Excerpted records:

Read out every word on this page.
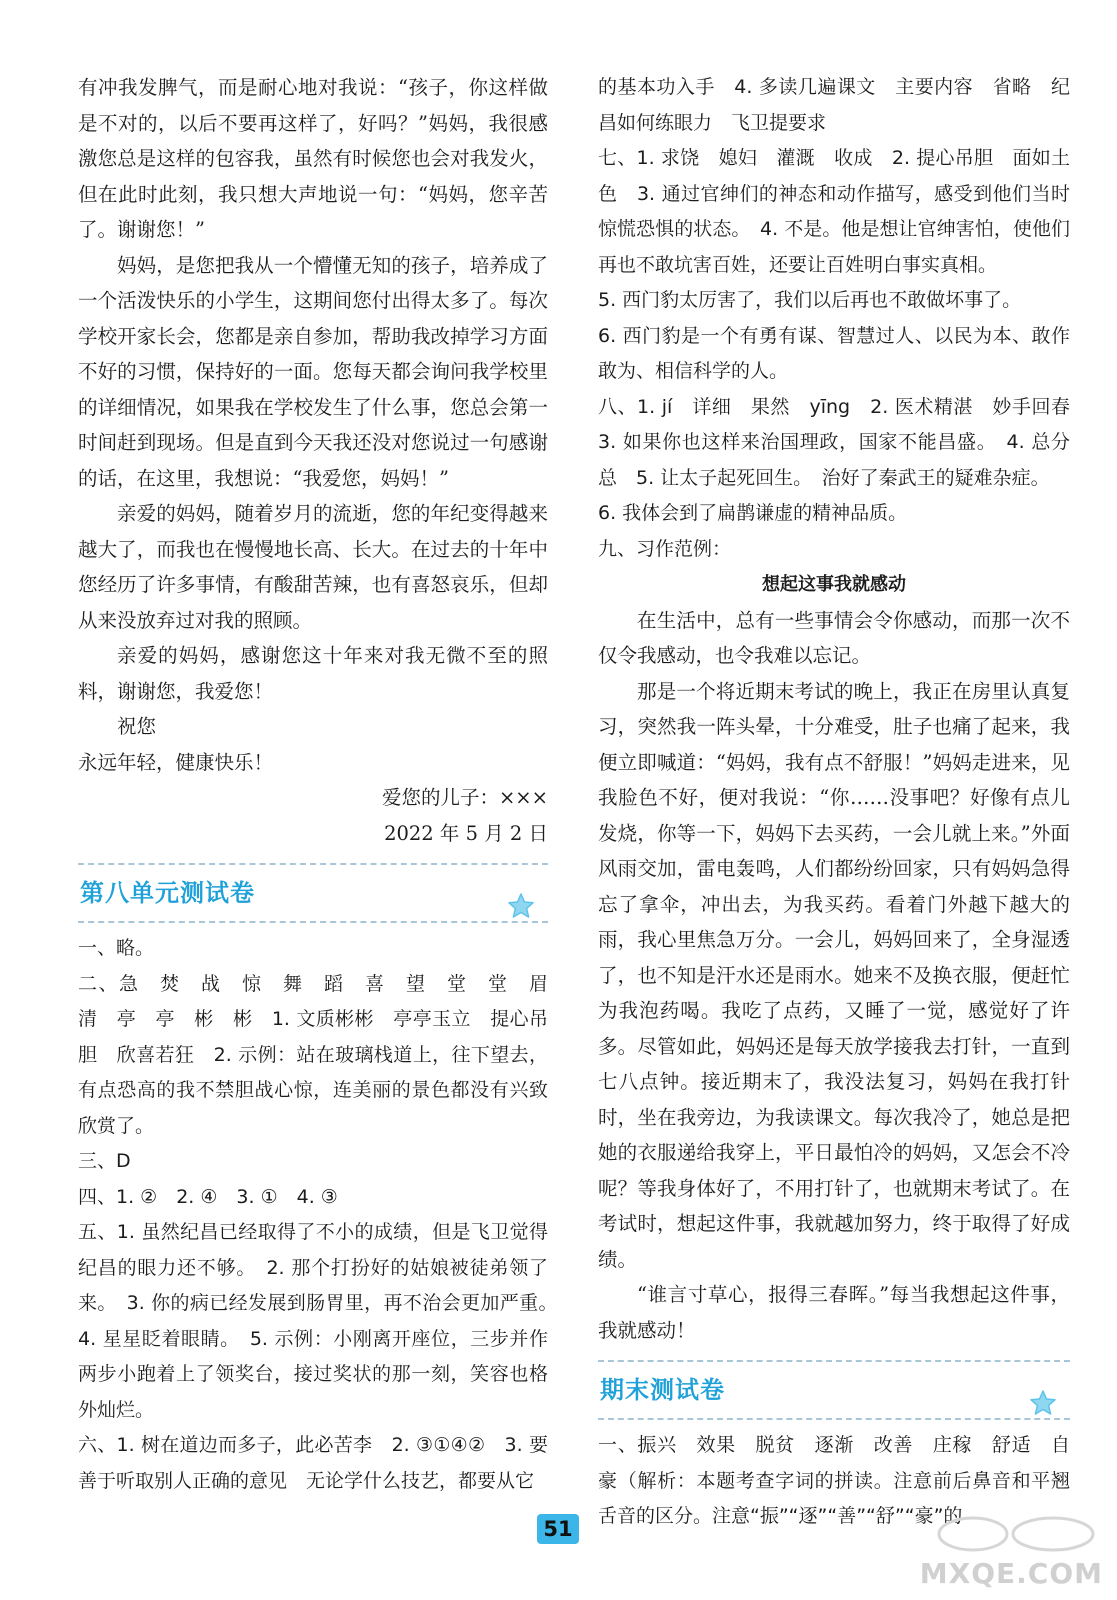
有冲我发脾气，而是耐心地对我说：“孩子，你这样做是不对的，以后不要再这样了，好吗？”妈妈，我很感激您总是这样的包容我，虽然有时候您也会对我发火，但在此时此刻，我只想大声地说一句：“妈妈，您辛苦了。谢谢您！”

妈妈，是您把我从一个懵懂无知的孩子，培养成了一个活泼快乐的小学生，这期间您付出得太多了。每次学校开家长会，您都是亲自参加，帮助我改掉学习方面不好的习惯，保持好的一面。您每天都会询问我学校里的详细情况，如果我在学校发生了什么事，您总会第一时间赶到现场。但是直到今天我还没对您说过一句感谢的话，在这里，我想说：“我爱您，妈妈！”

亲爱的妈妈，随着岁月的流逝，您的年纪变得越来越大了，而我也在慢慢地长高、长大。在过去的十年中您经历了许多事情，有酸甜苦辣，也有喜怒哀乐，但却从来没放弃过对我的照顾。

亲爱的妈妈，感谢您这十年来对我无微不至的照料，谢谢您，我爱您！

祝您

永远年轻，健康快乐！

爱您的儿子：×××

2022 年 5 月 2 日

第八单元测试卷

一、略。

二、急　焚　战　惊　舞　蹈　喜　望　堂　堂　眉　清　亭　亭　彬　彬　1. 文质彬彬　亭亭玉立　提心吊胆　欣喜若狂　2. 示例：站在玻璃栈道上，往下望去，有点恐高的我不禁胆战心惊，连美丽的景色都没有兴致欣赏了。

三、D

四、1. ②　2. ④　3. ①　4. ③

五、1. 虽然纪昌已经取得了不小的成绩，但是飞卫觉得纪昌的眼力还不够。　2. 那个打扮好的姑娘被徒弟领了来。　3. 你的病已经发展到肠胃里，再不治会更加严重。　4. 星星眨着眼睛。　5. 示例：小刚离开座位，三步并作两步小跑着上了领奖台，接过奖状的那一刻，笑容也格外灿烂。

六、1. 树在道边而多子，此必苦李　2. ③①④②　3. 要善于听取别人正确的意见　无论学什么技艺，都要从它

的基本功入手　4. 多读几遍课文　主要内容　省略　纪昌如何练眼力　飞卫提要求

七、1. 求饶　媳妇　灌溉　收成　2. 提心吊胆　面如土色　3. 通过官绅们的神态和动作描写，感受到他们当时惊慌恐惧的状态。　4. 不是。他是想让官绅害怕，使他们再也不敢坑害百姓，还要让百姓明白事实真相。

5. 西门豹太厉害了，我们以后再也不敢做坏事了。

6. 西门豹是一个有勇有谋、智慧过人、以民为本、敢作敢为、相信科学的人。

八、1. jí　详细　果然　yīng　2. 医术精湛　妙手回春　3. 如果你也这样来治国理政，国家不能昌盛。　4. 总分总　5. 让太子起死回生。　治好了秦武王的疑难杂症。

6. 我体会到了扁鹊谦虚的精神品质。

九、习作范例：

想起这事我就感动

在生活中，总有一些事情会令你感动，而那一次不仅令我感动，也令我难以忘记。

那是一个将近期末考试的晚上，我正在房里认真复习，突然我一阵头晕，十分难受，肚子也痛了起来，我便立即喊道：“妈妈，我有点不舒服！”妈妈走进来，见我脸色不好，便对我说：“你……没事吧？好像有点儿发烧，你等一下，妈妈下去买药，一会儿就上来。”外面风雨交加，雷电轰鸣，人们都纷纷回家，只有妈妈急得忘了拿伞，冲出去，为我买药。看着门外越下越大的雨，我心里焦急万分。一会儿，妈妈回来了，全身湿透了，也不知是汗水还是雨水。她来不及换衣服，便赶忙为我泡药喝。我吃了点药，又睡了一觉，感觉好了许多。尽管如此，妈妈还是每天放学接我去打针，一直到七八点钟。接近期末了，我没法复习，妈妈在我打针时，坐在我旁边，为我读课文。每次我冷了，她总是把她的衣服递给我穿上，平日最怕冷的妈妈，又怎会不冷呢？等我身体好了，不用打针了，也就期末考试了。在考试时，想起这件事，我就越加努力，终于取得了好成绩。

“谁言寸草心，报得三春晖。”每当我想起这件事，我就感动！

期末测试卷

一、振兴　效果　脱贫　逐渐　改善　庄稼　舒适　自豪（解析：本题考查字词的拼读。注意前后鼻音和平翘舌音的区分。注意“振”“逐”“善”“舒”“豪”的

51
MXQE.COM
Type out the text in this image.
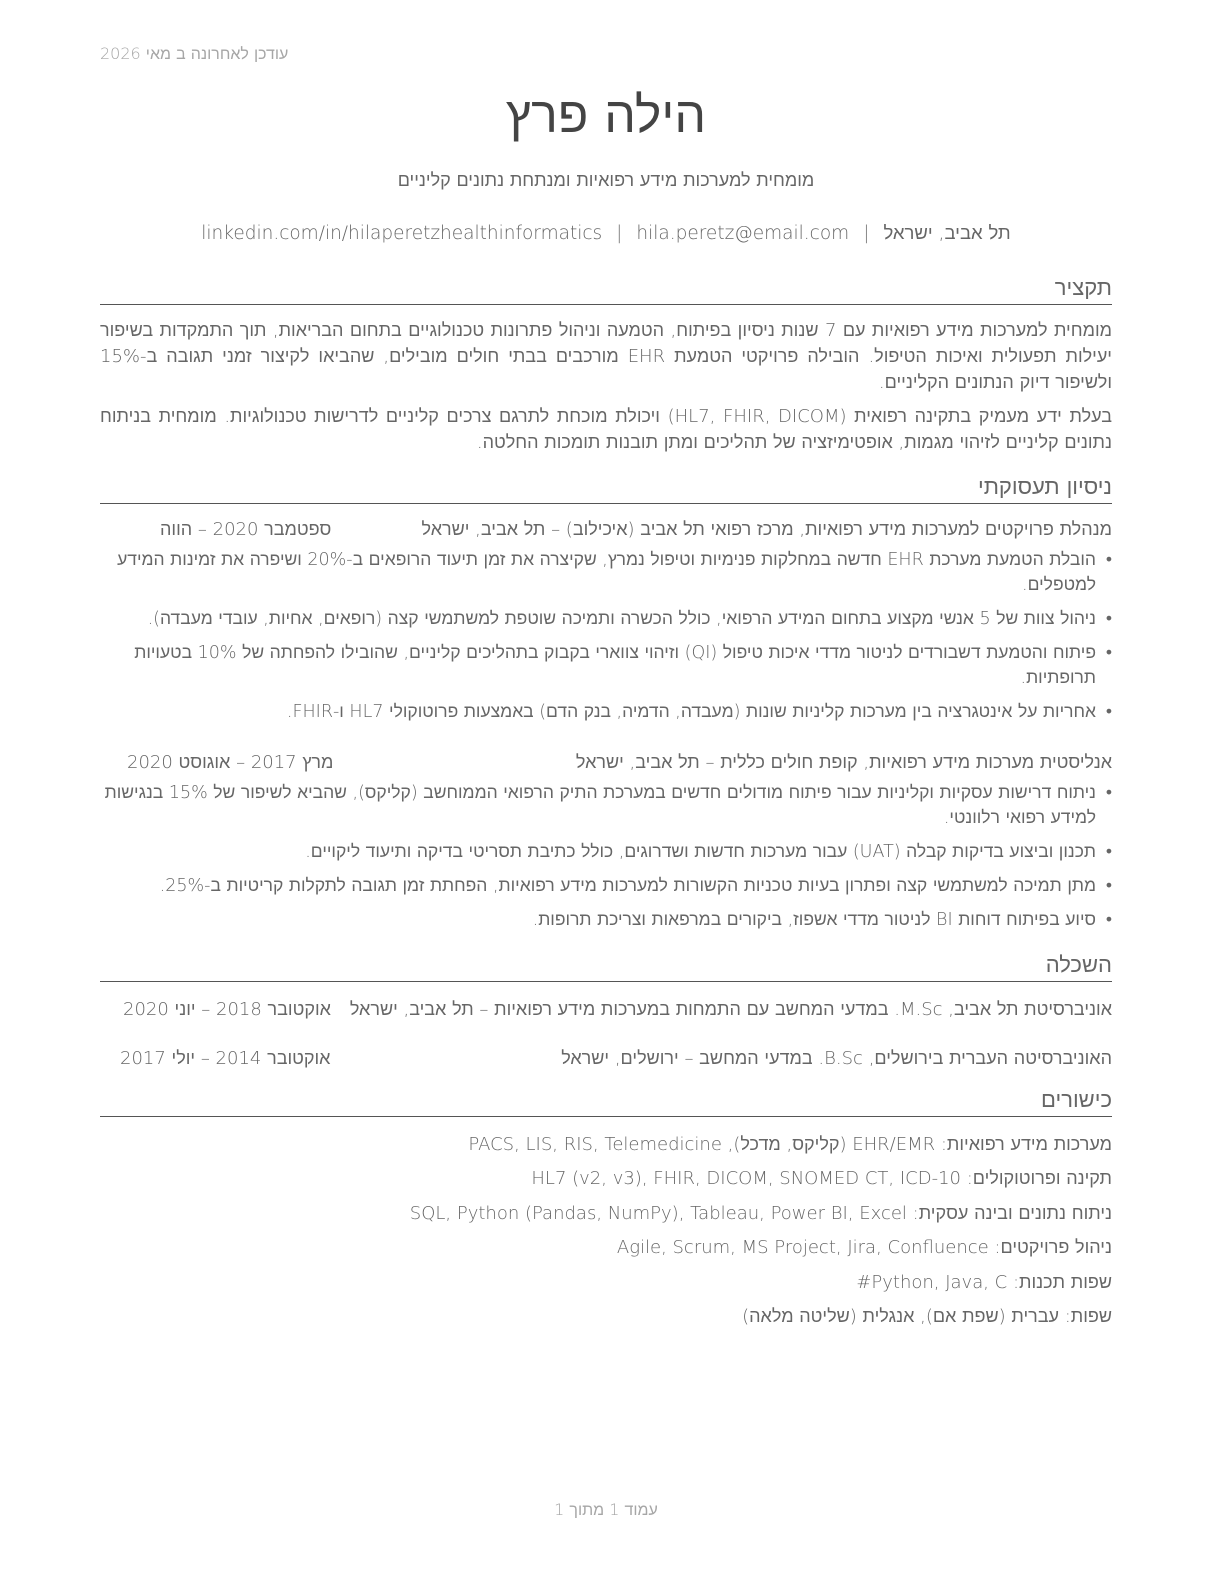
עודכן לאחרונה ב מאי 2026
הילה פרץ
מומחית למערכות מידע רפואיות ומנתחת נתונים קליניים
תל אביב, ישראל|hila.peretz@email.com|linkedin.com/in/hilaperetzhealthinformatics
תקציר
מומחית למערכות מידע רפואיות עם 7 שנות ניסיון בפיתוח, הטמעה וניהול פתרונות טכנולוגיים בתחום הבריאות, תוך התמקדות בשיפור יעילות תפעולית ואיכות הטיפול. הובילה פרויקטי הטמעת EHR מורכבים בבתי חולים מובילים, שהביאו לקיצור זמני תגובה ב-15% ולשיפור דיוק הנתונים הקליניים.
בעלת ידע מעמיק בתקינה רפואית (HL7, FHIR, DICOM) ויכולת מוכחת לתרגם צרכים קליניים לדרישות טכנולוגיות. מומחית בניתוח נתונים קליניים לזיהוי מגמות, אופטימיזציה של תהליכים ומתן תובנות תומכות החלטה.
ניסיון תעסוקתי
מנהלת פרויקטים למערכות מידע רפואיות, מרכז רפואי תל אביב (איכילוב) – תל אביב, ישראל
ספטמבר 2020 – הווה
•
הובלת הטמעת מערכת EHR חדשה במחלקות פנימיות וטיפול נמרץ, שקיצרה את זמן תיעוד הרופאים ב-20% ושיפרה את זמינות המידע למטפלים.
•
ניהול צוות של 5 אנשי מקצוע בתחום המידע הרפואי, כולל הכשרה ותמיכה שוטפת למשתמשי קצה (רופאים, אחיות, עובדי מעבדה).
•
פיתוח והטמעת דשבורדים לניטור מדדי איכות טיפול (QI) וזיהוי צווארי בקבוק בתהליכים קליניים, שהובילו להפחתה של 10% בטעויות תרופתיות.
•
אחריות על אינטגרציה בין מערכות קליניות שונות (מעבדה, הדמיה, בנק הדם) באמצעות פרוטוקולי HL7 ו-FHIR.
אנליסטית מערכות מידע רפואיות, קופת חולים כללית – תל אביב, ישראל
מרץ 2017 – אוגוסט 2020
•
ניתוח דרישות עסקיות וקליניות עבור פיתוח מודולים חדשים במערכת התיק הרפואי הממוחשב (קליקס), שהביא לשיפור של 15% בנגישות למידע רפואי רלוונטי.
•
תכנון וביצוע בדיקות קבלה (UAT) עבור מערכות חדשות ושדרוגים, כולל כתיבת תסריטי בדיקה ותיעוד ליקויים.
•
מתן תמיכה למשתמשי קצה ופתרון בעיות טכניות הקשורות למערכות מידע רפואיות, הפחתת זמן תגובה לתקלות קריטיות ב-25%.
•
סיוע בפיתוח דוחות BI לניטור מדדי אשפוז, ביקורים במרפאות וצריכת תרופות.
השכלה
אוניברסיטת תל אביב, M.Sc. במדעי המחשב עם התמחות במערכות מידע רפואיות – תל אביב, ישראל
אוקטובר 2018 – יוני 2020
האוניברסיטה העברית בירושלים, B.Sc. במדעי המחשב – ירושלים, ישראל
אוקטובר 2014 – יולי 2017
כישורים
מערכות מידע רפואיות: EHR/EMR (קליקס, מדכל), PACS, LIS, RIS, Telemedicine
תקינה ופרוטוקולים: HL7 (v2, v3), FHIR, DICOM, SNOMED CT, ICD-10
ניתוח נתונים ובינה עסקית: SQL, Python (Pandas, NumPy), Tableau, Power BI, Excel
ניהול פרויקטים: Agile, Scrum, MS Project, Jira, Confluence
שפות תכנות: Python, Java, C#
שפות: עברית (שפת אם), אנגלית (שליטה מלאה)
עמוד 1 מתוך 1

Description of the task: For each line of the listing that holds the word "FHIR", show that line.

Output:
בעלת ידע מעמיק בתקינה רפואית (HL7, FHIR, DICOM) ויכולת מוכחת לתרגם צרכים קליניים לדרישות טכנולוגיות. מומחית בניתוח נתונים קליניים לזיהוי מגמות, אופטימיזציה של תהליכים ומתן תובנות תומכות החלטה.
אחריות על אינטגרציה בין מערכות קליניות שונות (מעבדה, הדמיה, בנק הדם) באמצעות פרוטוקולי HL7 ו-FHIR.
תקינה ופרוטוקולים: HL7 (v2, v3), FHIR, DICOM, SNOMED CT, ICD-10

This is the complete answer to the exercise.